Count every line in the entries that follow where the word "音乐表演" appears, then state only the total.

- Supplied records:
========================================
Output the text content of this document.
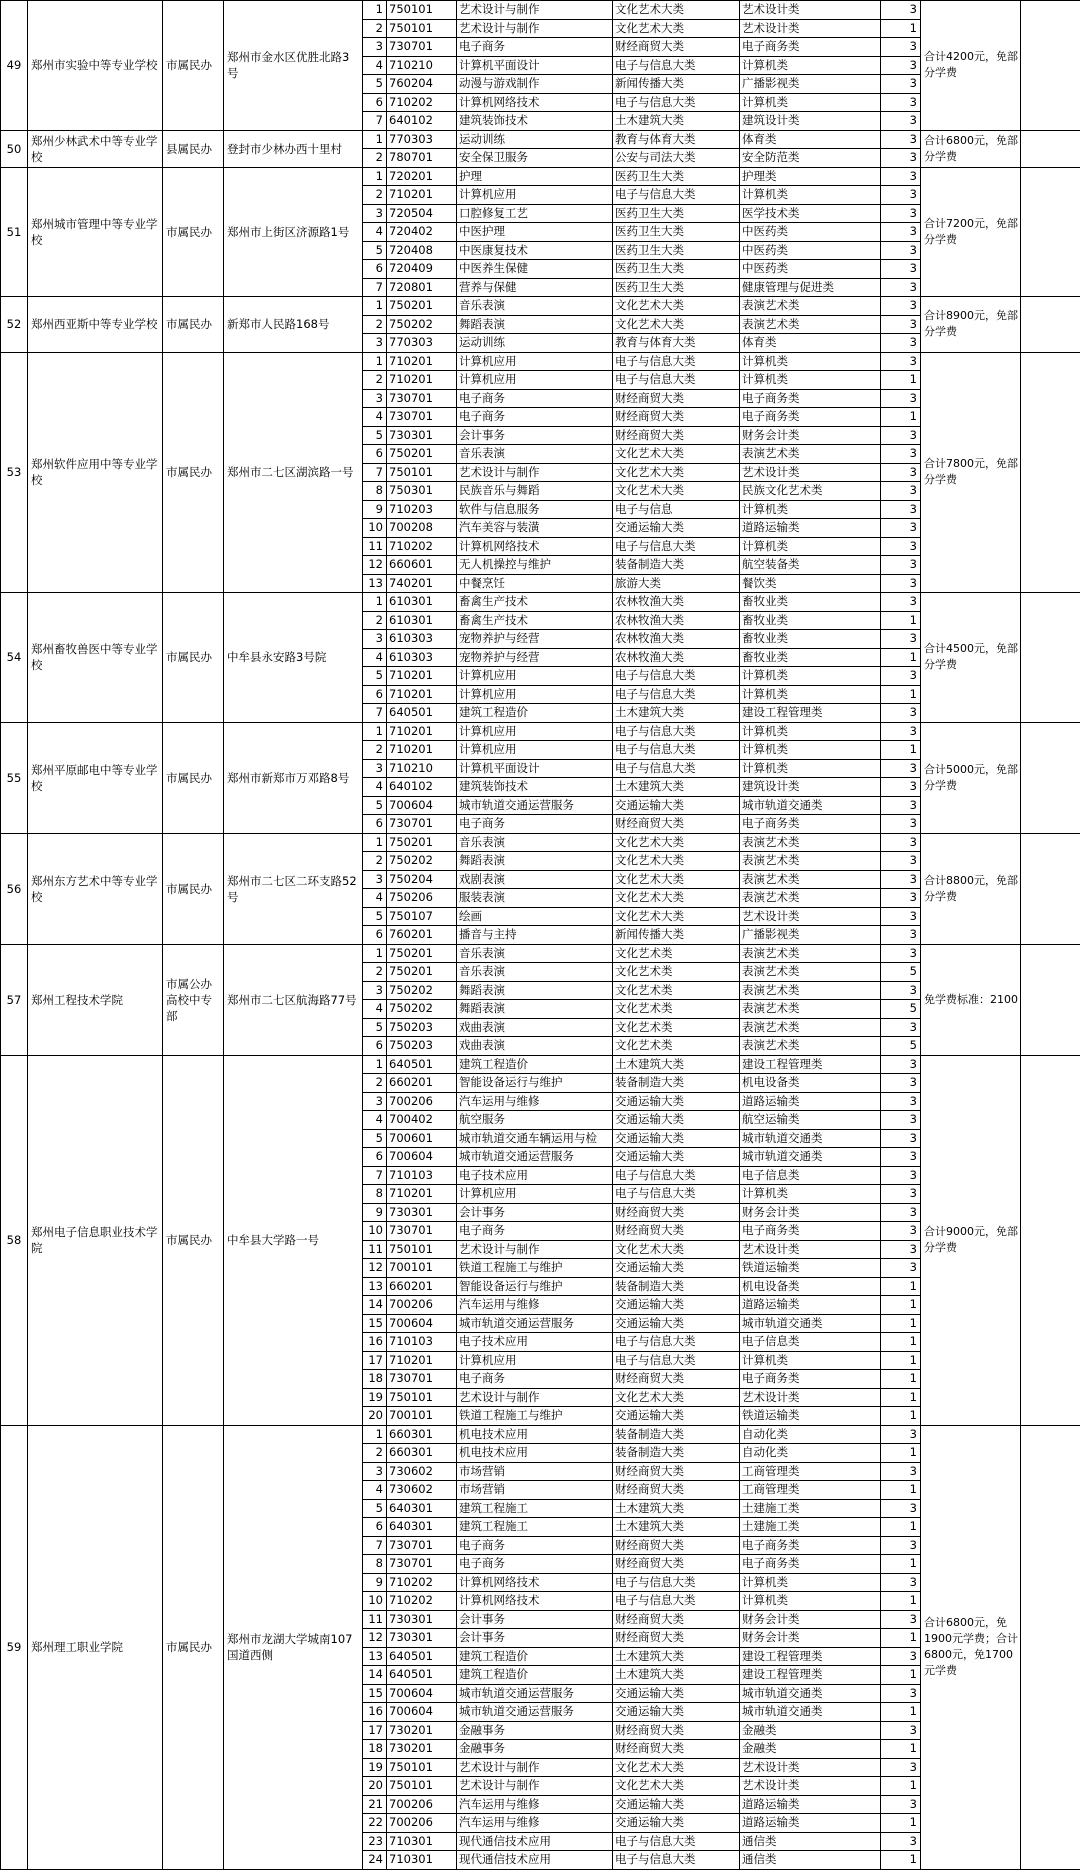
49	郑州市实验中等专业学校	市属民办	郑州市金水区优胜北路3号	1	750101	艺术设计与制作	文化艺术大类	艺术设计类	3	合计4200元，免部分学费	
				2	750101	艺术设计与制作	文化艺术大类	艺术设计类	1		
				3	730701	电子商务	财经商贸大类	电子商务类	3		
				4	710210	计算机平面设计	电子与信息大类	计算机类	3		
				5	760204	动漫与游戏制作	新闻传播大类	广播影视类	3		
				6	710202	计算机网络技术	电子与信息大类	计算机类	3		
				7	640102	建筑装饰技术	土木建筑大类	建筑设计类	3		
50	郑州少林武术中等专业学校	县属民办	登封市少林办西十里村	1	770303	运动训练	教育与体育大类	体育类	3	合计6800元，免部分学费	
				2	780701	安全保卫服务	公安与司法大类	安全防范类	3		
51	郑州城市管理中等专业学校	市属民办	郑州市上街区济源路1号	1	720201	护理	医药卫生大类	护理类	3	合计7200元，免部分学费	
				2	710201	计算机应用	电子与信息大类	计算机类	3		
				3	720504	口腔修复工艺	医药卫生大类	医学技术类	3		
				4	720402	中医护理	医药卫生大类	中医药类	3		
				5	720408	中医康复技术	医药卫生大类	中医药类	3		
				6	720409	中医养生保健	医药卫生大类	中医药类	3		
				7	720801	营养与保健	医药卫生大类	健康管理与促进类	3		
52	郑州西亚斯中等专业学校	市属民办	新郑市人民路168号	1	750201	音乐表演	文化艺术大类	表演艺术类	3	合计8900元，免部分学费	
				2	750202	舞蹈表演	文化艺术大类	表演艺术类	3		
				3	770303	运动训练	教育与体育大类	体育类	3		
53	郑州软件应用中等专业学校	市属民办	郑州市二七区湖滨路一号	1	710201	计算机应用	电子与信息大类	计算机类	3	合计7800元，免部分学费	
				2	710201	计算机应用	电子与信息大类	计算机类	1		
				3	730701	电子商务	财经商贸大类	电子商务类	3		
				4	730701	电子商务	财经商贸大类	电子商务类	1		
				5	730301	会计事务	财经商贸大类	财务会计类	3		
				6	750201	音乐表演	文化艺术大类	表演艺术类	3		
				7	750101	艺术设计与制作	文化艺术大类	艺术设计类	3		
				8	750301	民族音乐与舞蹈	文化艺术大类	民族文化艺术类	3		
				9	710203	软件与信息服务	电子与信息	计算机类	3		
				10	700208	汽车美容与装潢	交通运输大类	道路运输类	3		
				11	710202	计算机网络技术	电子与信息大类	计算机类	3		
				12	660601	无人机操控与维护	装备制造大类	航空装备类	3		
				13	740201	中餐烹饪	旅游大类	餐饮类	3		
54	郑州畜牧兽医中等专业学校	市属民办	中牟县永安路3号院	1	610301	畜禽生产技术	农林牧渔大类	畜牧业类	3	合计4500元，免部分学费	
				2	610301	畜禽生产技术	农林牧渔大类	畜牧业类	1		
				3	610303	宠物养护与经营	农林牧渔大类	畜牧业类	3		
				4	610303	宠物养护与经营	农林牧渔大类	畜牧业类	1		
				5	710201	计算机应用	电子与信息大类	计算机类	3		
				6	710201	计算机应用	电子与信息大类	计算机类	1		
				7	640501	建筑工程造价	土木建筑大类	建设工程管理类	3		
55	郑州平原邮电中等专业学校	市属民办	郑州市新郑市万邓路8号	1	710201	计算机应用	电子与信息大类	计算机类	3	合计5000元，免部分学费	
				2	710201	计算机应用	电子与信息大类	计算机类	1		
				3	710210	计算机平面设计	电子与信息大类	计算机类	3		
				4	640102	建筑装饰技术	土木建筑大类	建筑设计类	3		
				5	700604	城市轨道交通运营服务	交通运输大类	城市轨道交通类	3		
				6	730701	电子商务	财经商贸大类	电子商务类	3		
56	郑州东方艺术中等专业学校	市属民办	郑州市二七区二环支路52号	1	750201	音乐表演	文化艺术大类	表演艺术类	3	合计8800元，免部分学费	
				2	750202	舞蹈表演	文化艺术大类	表演艺术类	3		
				3	750204	戏剧表演	文化艺术大类	表演艺术类	3		
				4	750206	服装表演	文化艺术大类	表演艺术类	3		
				5	750107	绘画	文化艺术大类	艺术设计类	3		
				6	760201	播音与主持	新闻传播大类	广播影视类	3		
57	郑州工程技术学院	市属公办高校中专部	郑州市二七区航海路77号	1	750201	音乐表演	文化艺术类	表演艺术类	3	免学费标准：2100	
				2	750201	音乐表演	文化艺术类	表演艺术类	5		
				3	750202	舞蹈表演	文化艺术类	表演艺术类	3		
				4	750202	舞蹈表演	文化艺术类	表演艺术类	5		
				5	750203	戏曲表演	文化艺术类	表演艺术类	3		
				6	750203	戏曲表演	文化艺术类	表演艺术类	5		
58	郑州电子信息职业技术学院	市属民办	中牟县大学路一号	1	640501	建筑工程造价	土木建筑大类	建设工程管理类	3	合计9000元，免部分学费	
				2	660201	智能设备运行与维护	装备制造大类	机电设备类	3		
				3	700206	汽车运用与维修	交通运输大类	道路运输类	3		
				4	700402	航空服务	交通运输大类	航空运输类	3		
				5	700601	城市轨道交通车辆运用与检	交通运输大类	城市轨道交通类	3		
				6	700604	城市轨道交通运营服务	交通运输大类	城市轨道交通类	3		
				7	710103	电子技术应用	电子与信息大类	电子信息类	3		
				8	710201	计算机应用	电子与信息大类	计算机类	3		
				9	730301	会计事务	财经商贸大类	财务会计类	3		
				10	730701	电子商务	财经商贸大类	电子商务类	3		
				11	750101	艺术设计与制作	文化艺术大类	艺术设计类	3		
				12	700101	铁道工程施工与维护	交通运输大类	铁道运输类	3		
				13	660201	智能设备运行与维护	装备制造大类	机电设备类	1		
				14	700206	汽车运用与维修	交通运输大类	道路运输类	1		
				15	700604	城市轨道交通运营服务	交通运输大类	城市轨道交通类	1		
				16	710103	电子技术应用	电子与信息大类	电子信息类	1		
				17	710201	计算机应用	电子与信息大类	计算机类	1		
				18	730701	电子商务	财经商贸大类	电子商务类	1		
				19	750101	艺术设计与制作	文化艺术大类	艺术设计类	1		
				20	700101	铁道工程施工与维护	交通运输大类	铁道运输类	1		
59	郑州理工职业学院	市属民办	郑州市龙湖大学城南107国道西侧	1	660301	机电技术应用	装备制造大类	自动化类	3	合计6800元，免1900元学费；合计6800元，免1700元学费	
				2	660301	机电技术应用	装备制造大类	自动化类	1		
				3	730602	市场营销	财经商贸大类	工商管理类	3		
				4	730602	市场营销	财经商贸大类	工商管理类	1		
				5	640301	建筑工程施工	土木建筑大类	土建施工类	3		
				6	640301	建筑工程施工	土木建筑大类	土建施工类	1		
				7	730701	电子商务	财经商贸大类	电子商务类	3		
				8	730701	电子商务	财经商贸大类	电子商务类	1		
				9	710202	计算机网络技术	电子与信息大类	计算机类	3		
				10	710202	计算机网络技术	电子与信息大类	计算机类	1		
				11	730301	会计事务	财经商贸大类	财务会计类	3		
				12	730301	会计事务	财经商贸大类	财务会计类	1		
				13	640501	建筑工程造价	土木建筑大类	建设工程管理类	3		
				14	640501	建筑工程造价	土木建筑大类	建设工程管理类	1		
				15	700604	城市轨道交通运营服务	交通运输大类	城市轨道交通类	3		
				16	700604	城市轨道交通运营服务	交通运输大类	城市轨道交通类	1		
				17	730201	金融事务	财经商贸大类	金融类	3		
				18	730201	金融事务	财经商贸大类	金融类	1		
				19	750101	艺术设计与制作	文化艺术大类	艺术设计类	3		
				20	750101	艺术设计与制作	文化艺术大类	艺术设计类	1		
				21	700206	汽车运用与维修	交通运输大类	道路运输类	3		
				22	700206	汽车运用与维修	交通运输大类	道路运输类	1		
				23	710301	现代通信技术应用	电子与信息大类	通信类	3		
				24	710301	现代通信技术应用	电子与信息大类	通信类	1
========================================
- Answer to this problem: 5